Esercizio assegnato. Prosegui il testo sul convegno di Rende dedicato al manicheismo, riprendendo subito dopo la sua ultima frase.

Testo fornito.
((

21.6.17

Cristianesimo delle origini. La favolosa eresia di Mani (Luigi Chirizzi, Romano Madera)

Dal 2 al 7 settembre 1984 si svolse nella sede universitaria di Rende (Cosenza), con il titolo Il manicheismo: un incrocio innovatore tra giudaismo, cristianesimo e gnosi, un convegno internazionale sul «Codex Manicaicus Coloniensis» (Cmc), presenti i più importanti filologi e storici che lavoravano in Europa e negli Usa sui primi secoli del cristianesimo e sulle sue origini. Il codice era stato pubblicato a cura dei professori Henrichs (Harvard) e Koenen (Michigan), entrambi presenti al convegno, nel 1970, costituiva (e continua costituire) un testo fondamentale per gli studi sul manicheismo. Quello che segue è un servizio dal convegno per “il manifesto” da due giovani studiosi che vi parteciparono. (S.L.L.)

))

Dati mostrati.
((

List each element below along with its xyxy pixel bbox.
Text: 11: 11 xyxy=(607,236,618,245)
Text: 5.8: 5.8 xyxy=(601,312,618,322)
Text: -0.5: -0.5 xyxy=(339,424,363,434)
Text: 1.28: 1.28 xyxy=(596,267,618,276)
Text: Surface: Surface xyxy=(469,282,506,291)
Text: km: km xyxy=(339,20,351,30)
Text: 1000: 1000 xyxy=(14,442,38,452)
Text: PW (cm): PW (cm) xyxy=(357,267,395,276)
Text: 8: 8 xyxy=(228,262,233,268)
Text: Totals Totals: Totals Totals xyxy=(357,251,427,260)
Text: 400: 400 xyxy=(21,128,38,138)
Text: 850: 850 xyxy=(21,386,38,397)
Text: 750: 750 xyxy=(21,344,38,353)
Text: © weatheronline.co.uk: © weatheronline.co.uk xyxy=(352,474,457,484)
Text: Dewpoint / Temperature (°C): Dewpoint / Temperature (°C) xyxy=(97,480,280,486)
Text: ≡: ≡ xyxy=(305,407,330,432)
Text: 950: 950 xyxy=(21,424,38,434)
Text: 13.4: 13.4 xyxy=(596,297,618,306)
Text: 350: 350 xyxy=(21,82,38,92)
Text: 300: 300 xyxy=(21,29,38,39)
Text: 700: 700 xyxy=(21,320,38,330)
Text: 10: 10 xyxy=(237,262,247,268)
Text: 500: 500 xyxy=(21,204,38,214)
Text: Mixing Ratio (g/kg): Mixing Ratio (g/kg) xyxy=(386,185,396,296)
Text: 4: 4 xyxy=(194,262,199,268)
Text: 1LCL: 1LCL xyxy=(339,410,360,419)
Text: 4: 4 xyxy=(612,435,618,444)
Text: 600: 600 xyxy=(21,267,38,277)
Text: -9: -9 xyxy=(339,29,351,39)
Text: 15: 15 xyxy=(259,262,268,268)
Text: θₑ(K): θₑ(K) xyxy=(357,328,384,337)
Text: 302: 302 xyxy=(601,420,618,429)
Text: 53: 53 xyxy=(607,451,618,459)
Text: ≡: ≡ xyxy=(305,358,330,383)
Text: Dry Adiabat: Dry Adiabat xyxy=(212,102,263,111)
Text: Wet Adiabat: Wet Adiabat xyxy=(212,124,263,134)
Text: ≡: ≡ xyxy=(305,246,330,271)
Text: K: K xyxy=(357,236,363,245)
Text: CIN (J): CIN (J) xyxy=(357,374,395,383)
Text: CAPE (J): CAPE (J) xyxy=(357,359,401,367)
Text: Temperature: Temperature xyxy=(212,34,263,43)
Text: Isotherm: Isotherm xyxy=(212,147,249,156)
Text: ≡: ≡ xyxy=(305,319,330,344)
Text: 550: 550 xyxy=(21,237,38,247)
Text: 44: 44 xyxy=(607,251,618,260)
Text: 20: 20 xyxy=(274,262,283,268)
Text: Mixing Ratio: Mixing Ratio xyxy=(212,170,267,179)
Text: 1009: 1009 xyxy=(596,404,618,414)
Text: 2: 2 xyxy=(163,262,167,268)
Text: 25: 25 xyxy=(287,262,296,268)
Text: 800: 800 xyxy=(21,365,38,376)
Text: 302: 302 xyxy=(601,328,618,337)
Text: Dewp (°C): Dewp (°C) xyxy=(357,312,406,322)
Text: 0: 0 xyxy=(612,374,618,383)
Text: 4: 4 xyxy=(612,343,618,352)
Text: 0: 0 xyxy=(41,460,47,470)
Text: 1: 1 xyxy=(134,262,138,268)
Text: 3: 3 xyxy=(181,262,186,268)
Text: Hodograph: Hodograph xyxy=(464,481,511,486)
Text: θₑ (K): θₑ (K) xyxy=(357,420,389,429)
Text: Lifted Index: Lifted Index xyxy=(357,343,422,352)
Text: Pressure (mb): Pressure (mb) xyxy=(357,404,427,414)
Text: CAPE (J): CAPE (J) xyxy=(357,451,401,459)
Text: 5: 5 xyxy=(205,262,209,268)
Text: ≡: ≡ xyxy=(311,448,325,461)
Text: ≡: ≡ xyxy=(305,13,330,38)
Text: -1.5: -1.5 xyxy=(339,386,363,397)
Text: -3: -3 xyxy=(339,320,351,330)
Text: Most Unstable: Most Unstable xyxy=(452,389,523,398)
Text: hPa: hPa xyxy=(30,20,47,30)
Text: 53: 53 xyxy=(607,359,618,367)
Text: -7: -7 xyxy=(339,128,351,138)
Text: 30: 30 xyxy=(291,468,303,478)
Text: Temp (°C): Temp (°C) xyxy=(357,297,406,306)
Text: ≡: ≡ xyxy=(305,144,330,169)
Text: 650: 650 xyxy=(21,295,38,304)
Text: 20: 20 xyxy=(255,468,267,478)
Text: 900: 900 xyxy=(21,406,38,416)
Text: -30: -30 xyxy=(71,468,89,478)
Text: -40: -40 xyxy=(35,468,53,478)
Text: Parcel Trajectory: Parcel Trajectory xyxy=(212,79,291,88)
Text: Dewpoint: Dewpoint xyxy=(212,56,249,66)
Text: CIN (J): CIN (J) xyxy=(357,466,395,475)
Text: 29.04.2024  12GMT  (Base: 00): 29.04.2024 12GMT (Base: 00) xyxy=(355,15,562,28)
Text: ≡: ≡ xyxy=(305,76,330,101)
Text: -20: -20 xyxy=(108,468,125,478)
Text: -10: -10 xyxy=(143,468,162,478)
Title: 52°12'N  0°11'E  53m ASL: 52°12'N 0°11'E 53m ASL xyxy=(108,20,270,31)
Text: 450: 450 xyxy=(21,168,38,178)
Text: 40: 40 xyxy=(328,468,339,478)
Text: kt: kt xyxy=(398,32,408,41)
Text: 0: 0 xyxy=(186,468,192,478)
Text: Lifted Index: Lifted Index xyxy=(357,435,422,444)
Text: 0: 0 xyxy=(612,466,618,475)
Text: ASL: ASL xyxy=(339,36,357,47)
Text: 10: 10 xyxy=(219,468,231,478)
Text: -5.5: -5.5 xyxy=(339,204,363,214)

))
((

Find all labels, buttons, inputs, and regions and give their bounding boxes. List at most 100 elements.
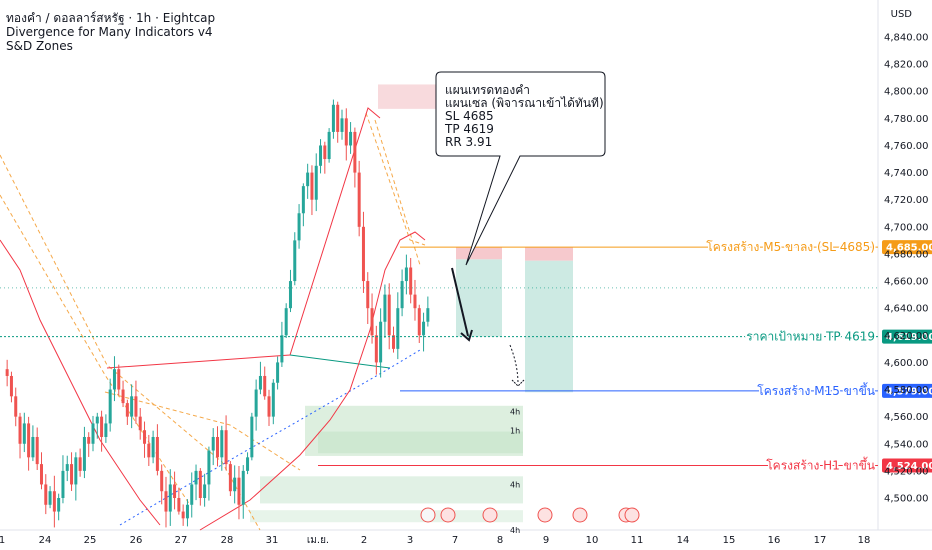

))

Risposta all'esercizio.
In una sala dell’antico convento di Rende parliamo con il professore Luigi Cirillo, organizzatore del convegno e autore di studi (Evangìl de Barnabé, Parigi, 1977; Elchasai e gli Elchasaiti, Cosenza) il cui fascino è grande tanto quanto è minuscolo il numero dei lettori al di là del cerchio stretto degli specialisti. Cirillo è un uomo strano e singolare, la prima impressione è quella faticosa del filologo educato all’antica che non lascia varchi a suggestioni che possano animare l’interesse dell’inesperto e del moderno. E però l’altalena sonora delle parole e il guizzo dello sguardo lasciano intuire un’attitudine paradossale ma sempre necessaria allo storico: il baratro temporale che ci divide da Mani e dal cristianesimo delle origini sembra sfarinarsi e l’oggetto di studio sembra interloquire al presente con il suo indagatore.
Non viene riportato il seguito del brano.